Element box annotations:
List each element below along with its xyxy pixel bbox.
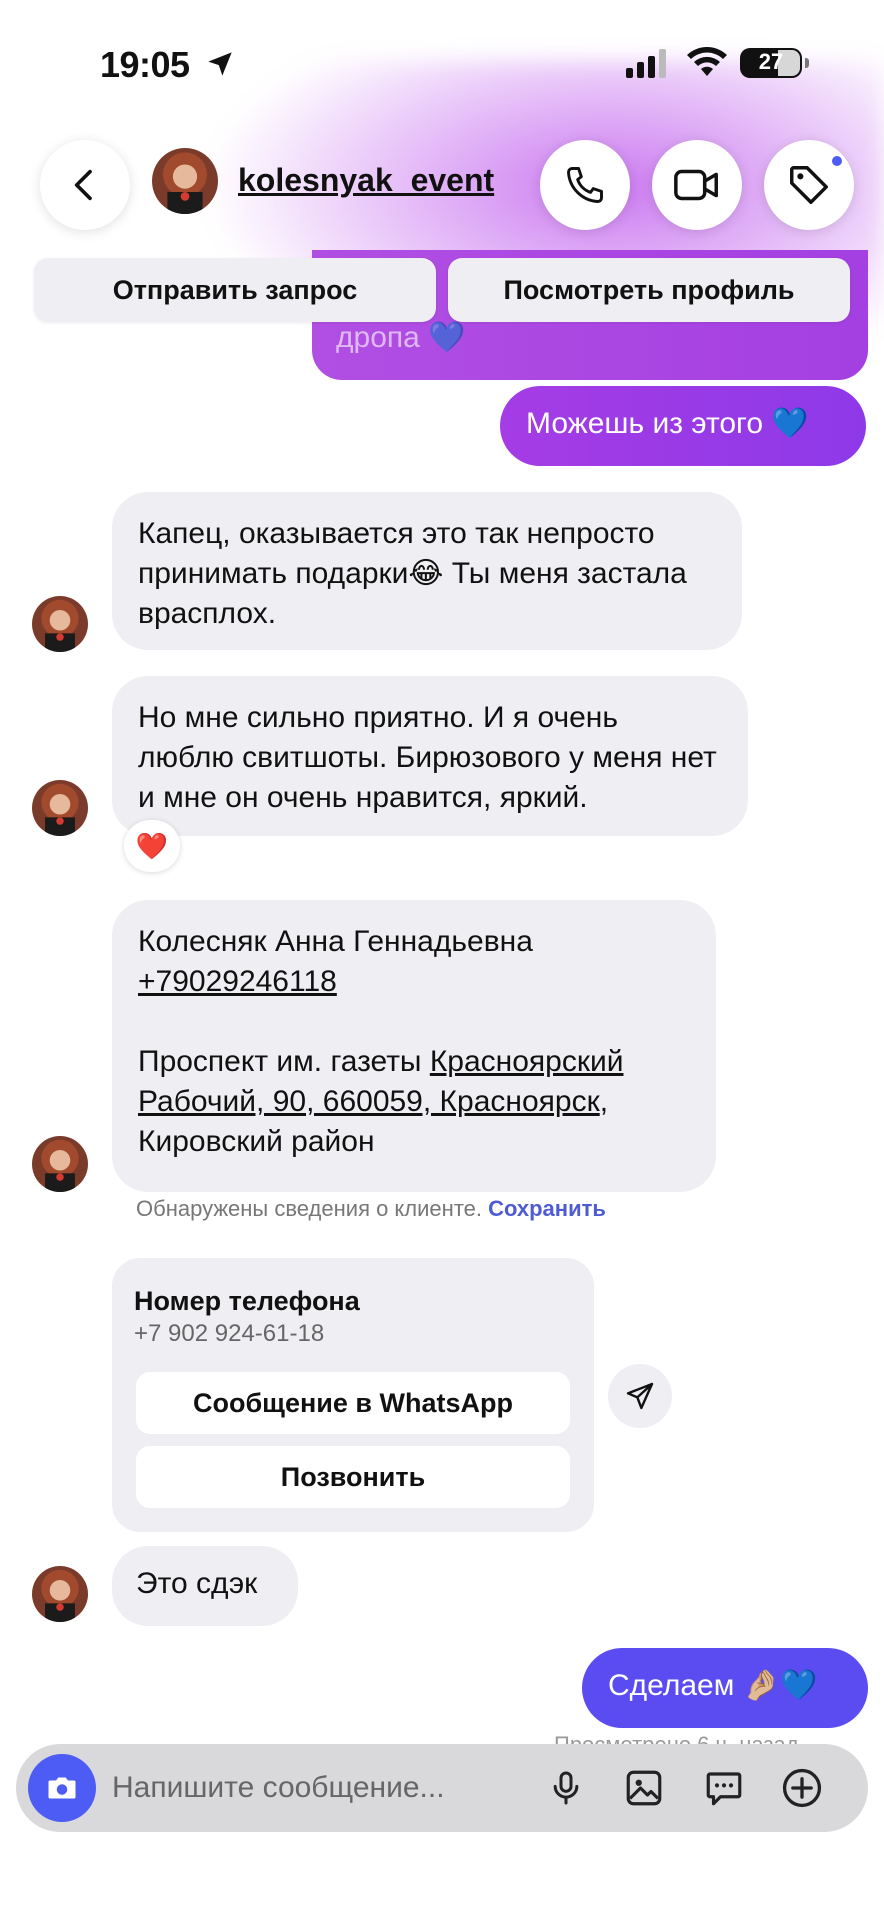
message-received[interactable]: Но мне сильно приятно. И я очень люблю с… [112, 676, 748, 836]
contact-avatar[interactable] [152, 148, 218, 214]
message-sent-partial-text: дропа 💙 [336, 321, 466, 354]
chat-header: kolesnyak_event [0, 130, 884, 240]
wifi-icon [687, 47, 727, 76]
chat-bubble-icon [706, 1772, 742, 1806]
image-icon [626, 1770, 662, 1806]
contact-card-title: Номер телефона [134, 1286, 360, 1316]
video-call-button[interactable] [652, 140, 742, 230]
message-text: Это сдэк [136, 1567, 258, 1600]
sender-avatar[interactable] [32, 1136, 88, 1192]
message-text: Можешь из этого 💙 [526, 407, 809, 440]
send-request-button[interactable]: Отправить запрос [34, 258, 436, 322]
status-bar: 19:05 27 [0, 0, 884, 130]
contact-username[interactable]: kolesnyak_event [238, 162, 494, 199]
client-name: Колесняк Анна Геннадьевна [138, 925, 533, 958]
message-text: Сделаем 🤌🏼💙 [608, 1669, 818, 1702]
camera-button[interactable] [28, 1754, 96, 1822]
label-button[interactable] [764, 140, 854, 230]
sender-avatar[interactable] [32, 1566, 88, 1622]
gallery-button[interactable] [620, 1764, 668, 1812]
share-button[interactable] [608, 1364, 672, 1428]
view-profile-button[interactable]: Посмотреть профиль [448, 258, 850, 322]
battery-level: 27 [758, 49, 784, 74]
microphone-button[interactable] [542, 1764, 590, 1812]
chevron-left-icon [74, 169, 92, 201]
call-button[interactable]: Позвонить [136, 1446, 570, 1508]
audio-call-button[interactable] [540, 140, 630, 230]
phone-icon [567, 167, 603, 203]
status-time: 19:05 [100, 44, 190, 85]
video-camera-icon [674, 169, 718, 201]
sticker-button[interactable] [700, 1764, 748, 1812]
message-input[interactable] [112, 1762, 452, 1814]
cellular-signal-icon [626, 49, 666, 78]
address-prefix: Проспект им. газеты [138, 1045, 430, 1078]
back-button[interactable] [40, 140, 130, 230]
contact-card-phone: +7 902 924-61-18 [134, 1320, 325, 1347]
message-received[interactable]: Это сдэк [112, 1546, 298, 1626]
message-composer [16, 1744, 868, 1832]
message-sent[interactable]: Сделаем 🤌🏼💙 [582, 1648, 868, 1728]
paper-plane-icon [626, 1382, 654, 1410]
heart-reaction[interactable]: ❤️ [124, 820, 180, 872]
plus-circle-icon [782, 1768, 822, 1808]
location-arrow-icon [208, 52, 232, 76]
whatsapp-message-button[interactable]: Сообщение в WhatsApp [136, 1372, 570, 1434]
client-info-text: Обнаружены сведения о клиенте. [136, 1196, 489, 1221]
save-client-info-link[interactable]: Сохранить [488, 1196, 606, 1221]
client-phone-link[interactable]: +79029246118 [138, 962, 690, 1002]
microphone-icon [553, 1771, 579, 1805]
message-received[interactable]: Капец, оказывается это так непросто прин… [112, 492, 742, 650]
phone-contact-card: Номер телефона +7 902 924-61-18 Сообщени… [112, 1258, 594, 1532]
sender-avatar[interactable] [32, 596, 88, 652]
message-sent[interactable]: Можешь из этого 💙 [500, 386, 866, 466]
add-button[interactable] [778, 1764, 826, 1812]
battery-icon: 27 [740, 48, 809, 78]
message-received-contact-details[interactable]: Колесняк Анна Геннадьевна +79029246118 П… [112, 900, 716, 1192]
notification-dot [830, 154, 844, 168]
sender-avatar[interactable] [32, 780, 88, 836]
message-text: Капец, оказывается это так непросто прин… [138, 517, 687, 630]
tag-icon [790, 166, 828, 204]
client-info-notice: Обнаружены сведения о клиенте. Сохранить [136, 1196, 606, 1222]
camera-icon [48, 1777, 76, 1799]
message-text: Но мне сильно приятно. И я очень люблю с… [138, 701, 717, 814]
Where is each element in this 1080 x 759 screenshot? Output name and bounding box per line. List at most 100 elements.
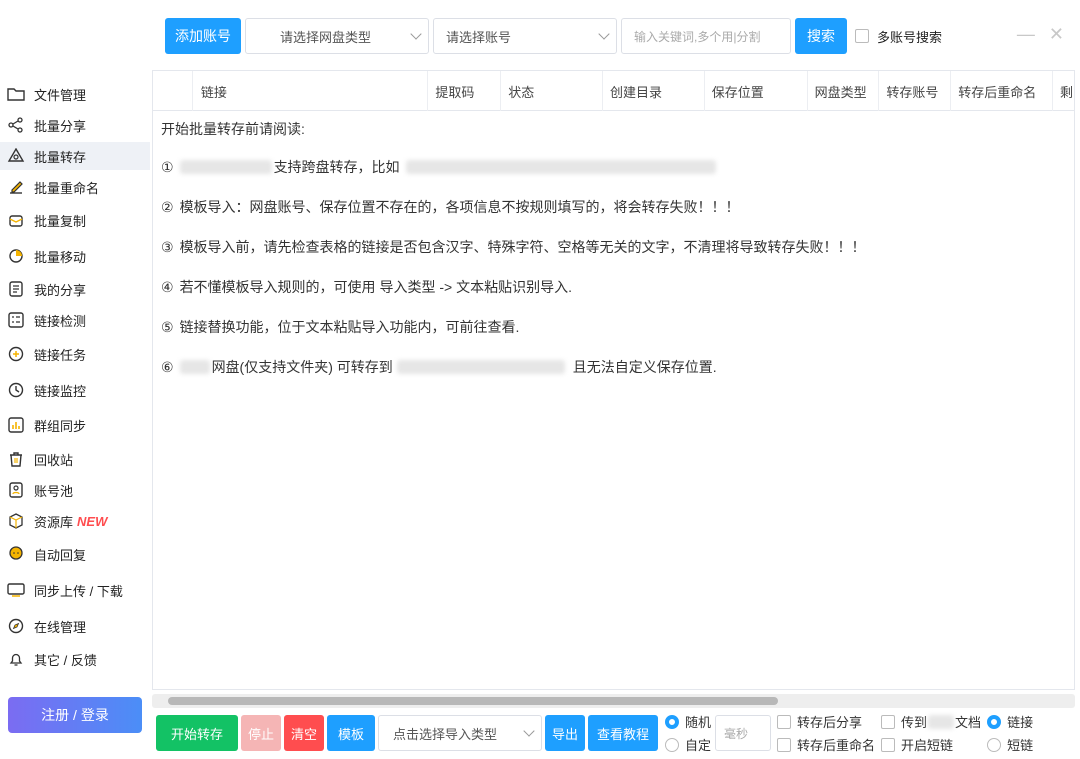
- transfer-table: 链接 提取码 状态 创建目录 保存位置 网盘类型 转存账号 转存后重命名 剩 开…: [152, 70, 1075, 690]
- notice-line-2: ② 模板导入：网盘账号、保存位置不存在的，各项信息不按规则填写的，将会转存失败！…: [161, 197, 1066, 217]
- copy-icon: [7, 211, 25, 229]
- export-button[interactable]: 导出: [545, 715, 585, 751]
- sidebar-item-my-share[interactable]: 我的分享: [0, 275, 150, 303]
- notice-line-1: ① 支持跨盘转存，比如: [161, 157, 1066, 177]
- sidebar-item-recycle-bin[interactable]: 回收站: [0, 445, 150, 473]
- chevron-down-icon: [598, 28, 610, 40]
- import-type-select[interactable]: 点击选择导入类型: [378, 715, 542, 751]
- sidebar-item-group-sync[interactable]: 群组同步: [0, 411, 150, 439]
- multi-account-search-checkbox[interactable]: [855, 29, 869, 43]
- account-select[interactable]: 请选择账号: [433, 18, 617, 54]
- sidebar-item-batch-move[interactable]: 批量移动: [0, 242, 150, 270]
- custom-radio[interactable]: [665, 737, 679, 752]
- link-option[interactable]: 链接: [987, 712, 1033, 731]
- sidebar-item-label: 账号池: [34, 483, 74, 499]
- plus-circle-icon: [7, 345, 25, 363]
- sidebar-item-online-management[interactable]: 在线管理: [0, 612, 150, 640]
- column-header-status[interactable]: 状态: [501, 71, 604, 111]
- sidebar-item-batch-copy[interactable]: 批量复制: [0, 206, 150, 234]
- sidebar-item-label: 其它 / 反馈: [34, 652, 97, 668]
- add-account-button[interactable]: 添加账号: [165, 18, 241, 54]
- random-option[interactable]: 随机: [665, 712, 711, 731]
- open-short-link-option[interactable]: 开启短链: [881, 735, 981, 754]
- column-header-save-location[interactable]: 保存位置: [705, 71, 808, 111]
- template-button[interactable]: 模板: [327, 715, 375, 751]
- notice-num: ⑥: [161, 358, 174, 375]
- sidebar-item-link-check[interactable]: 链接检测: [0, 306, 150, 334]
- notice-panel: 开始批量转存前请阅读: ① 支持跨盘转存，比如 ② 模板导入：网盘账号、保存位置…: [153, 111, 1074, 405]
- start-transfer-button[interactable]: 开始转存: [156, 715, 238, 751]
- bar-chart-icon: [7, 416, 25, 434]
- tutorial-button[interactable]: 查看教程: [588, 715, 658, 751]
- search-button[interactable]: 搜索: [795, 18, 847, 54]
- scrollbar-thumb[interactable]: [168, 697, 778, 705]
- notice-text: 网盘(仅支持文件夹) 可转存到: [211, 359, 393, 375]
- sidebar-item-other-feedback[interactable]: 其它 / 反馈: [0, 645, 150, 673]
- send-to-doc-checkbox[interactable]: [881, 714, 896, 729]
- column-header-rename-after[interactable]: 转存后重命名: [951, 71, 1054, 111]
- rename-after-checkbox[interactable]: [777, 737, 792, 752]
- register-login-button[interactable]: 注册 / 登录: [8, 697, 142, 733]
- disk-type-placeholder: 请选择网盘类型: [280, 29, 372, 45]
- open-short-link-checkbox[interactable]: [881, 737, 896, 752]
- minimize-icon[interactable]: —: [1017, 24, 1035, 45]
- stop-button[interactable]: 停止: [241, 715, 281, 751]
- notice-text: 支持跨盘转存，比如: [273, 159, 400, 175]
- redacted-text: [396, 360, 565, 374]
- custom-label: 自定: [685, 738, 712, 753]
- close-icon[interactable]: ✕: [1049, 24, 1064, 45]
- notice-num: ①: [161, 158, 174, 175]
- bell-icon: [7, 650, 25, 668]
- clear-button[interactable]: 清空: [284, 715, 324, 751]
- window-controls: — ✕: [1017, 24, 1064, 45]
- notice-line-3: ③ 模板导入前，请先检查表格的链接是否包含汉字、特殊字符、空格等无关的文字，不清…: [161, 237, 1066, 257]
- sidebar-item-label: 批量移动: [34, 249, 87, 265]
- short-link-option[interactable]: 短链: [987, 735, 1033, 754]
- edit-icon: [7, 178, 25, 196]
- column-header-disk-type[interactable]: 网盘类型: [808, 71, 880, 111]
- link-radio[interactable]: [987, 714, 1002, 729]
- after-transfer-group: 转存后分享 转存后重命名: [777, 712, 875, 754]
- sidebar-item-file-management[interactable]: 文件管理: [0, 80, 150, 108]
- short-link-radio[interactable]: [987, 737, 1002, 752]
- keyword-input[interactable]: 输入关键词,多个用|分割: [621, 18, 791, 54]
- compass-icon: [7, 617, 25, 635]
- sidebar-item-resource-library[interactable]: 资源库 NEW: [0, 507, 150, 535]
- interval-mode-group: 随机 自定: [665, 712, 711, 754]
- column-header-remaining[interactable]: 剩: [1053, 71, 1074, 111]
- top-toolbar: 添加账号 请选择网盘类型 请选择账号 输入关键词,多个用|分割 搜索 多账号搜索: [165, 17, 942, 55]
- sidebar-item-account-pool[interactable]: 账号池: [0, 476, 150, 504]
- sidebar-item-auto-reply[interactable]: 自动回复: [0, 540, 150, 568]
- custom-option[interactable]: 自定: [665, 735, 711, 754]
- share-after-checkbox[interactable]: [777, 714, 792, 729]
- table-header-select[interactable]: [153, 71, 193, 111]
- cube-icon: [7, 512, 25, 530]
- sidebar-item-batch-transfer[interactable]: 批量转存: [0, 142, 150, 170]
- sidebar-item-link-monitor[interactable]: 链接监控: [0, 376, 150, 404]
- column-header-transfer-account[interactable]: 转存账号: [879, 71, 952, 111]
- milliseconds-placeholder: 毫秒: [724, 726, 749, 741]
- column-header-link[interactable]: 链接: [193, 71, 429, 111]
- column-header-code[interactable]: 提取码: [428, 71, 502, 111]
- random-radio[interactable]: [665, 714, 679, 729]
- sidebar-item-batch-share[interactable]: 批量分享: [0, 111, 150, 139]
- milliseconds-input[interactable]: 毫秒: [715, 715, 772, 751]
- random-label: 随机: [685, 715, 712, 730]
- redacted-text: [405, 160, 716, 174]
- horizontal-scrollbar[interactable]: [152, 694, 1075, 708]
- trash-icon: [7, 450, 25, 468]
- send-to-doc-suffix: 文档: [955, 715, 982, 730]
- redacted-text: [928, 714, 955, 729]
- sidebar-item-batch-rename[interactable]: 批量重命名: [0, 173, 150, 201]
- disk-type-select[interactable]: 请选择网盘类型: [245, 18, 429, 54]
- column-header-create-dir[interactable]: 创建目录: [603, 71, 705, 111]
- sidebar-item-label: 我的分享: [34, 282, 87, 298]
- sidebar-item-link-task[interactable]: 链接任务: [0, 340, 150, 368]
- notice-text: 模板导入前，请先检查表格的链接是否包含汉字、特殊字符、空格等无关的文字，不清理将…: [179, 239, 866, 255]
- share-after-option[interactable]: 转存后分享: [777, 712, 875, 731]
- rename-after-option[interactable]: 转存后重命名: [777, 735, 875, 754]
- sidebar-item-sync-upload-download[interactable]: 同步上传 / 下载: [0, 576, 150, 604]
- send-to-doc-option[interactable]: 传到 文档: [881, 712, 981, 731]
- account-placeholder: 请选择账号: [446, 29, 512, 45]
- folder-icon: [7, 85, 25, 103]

## The request
Return every line of the entries above that contains the string "share", matching its case.

## Solution to the problem
share-button[interactable] [608, 1364, 672, 1428]
- sidebar-item-my-share[interactable]: 我的分享: [0, 275, 150, 303]
- share-after-checkbox[interactable]: [777, 714, 792, 729]
- sidebar-item-batch-share[interactable]: 批量分享: [0, 111, 150, 139]
- share-after-option[interactable]: 转存后分享: [777, 712, 875, 731]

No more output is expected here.